TO BE DONE: Give the records back in full, exactly as they read.

DATA SHOWN:
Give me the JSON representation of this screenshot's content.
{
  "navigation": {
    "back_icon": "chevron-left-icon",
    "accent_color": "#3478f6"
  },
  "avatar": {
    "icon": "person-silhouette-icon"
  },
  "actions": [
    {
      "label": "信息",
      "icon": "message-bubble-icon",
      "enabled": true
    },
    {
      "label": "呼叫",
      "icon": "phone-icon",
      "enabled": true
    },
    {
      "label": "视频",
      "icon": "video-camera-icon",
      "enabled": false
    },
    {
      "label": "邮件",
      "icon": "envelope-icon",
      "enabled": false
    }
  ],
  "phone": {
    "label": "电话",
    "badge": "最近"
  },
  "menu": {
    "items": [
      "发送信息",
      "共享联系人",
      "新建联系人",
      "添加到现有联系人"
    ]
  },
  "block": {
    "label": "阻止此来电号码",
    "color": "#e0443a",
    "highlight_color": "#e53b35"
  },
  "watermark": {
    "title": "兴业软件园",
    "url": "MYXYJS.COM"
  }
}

ANSWER BELOW:
Give me the JSON representation of this screenshot's content.
{
  "navigation": {
    "back_icon": "chevron-left-icon",
    "accent_color": "#3478f6"
  },
  "avatar": {
    "icon": "person-silhouette-icon"
  },
  "actions": [
    {
      "label": "信息",
      "icon": "message-bubble-icon",
      "enabled": true
    },
    {
      "label": "呼叫",
      "icon": "phone-icon",
      "enabled": true
    },
    {
      "label": "视频",
      "icon": "video-camera-icon",
      "enabled": false
    },
    {
      "label": "邮件",
      "icon": "envelope-icon",
      "enabled": false
    }
  ],
  "phone": {
    "label": "电话",
    "badge": "最近"
  },
  "menu": {
    "items": [
      "发送信息",
      "共享联系人",
      "新建联系人",
      "添加到现有联系人"
    ]
  },
  "block": {
    "label": "阻止此来电号码",
    "color": "#e0443a",
    "highlight_color": "#e53b35"
  },
  "watermark": {
    "title": "兴业软件园",
    "url": "MYXYJS.COM"
  }
}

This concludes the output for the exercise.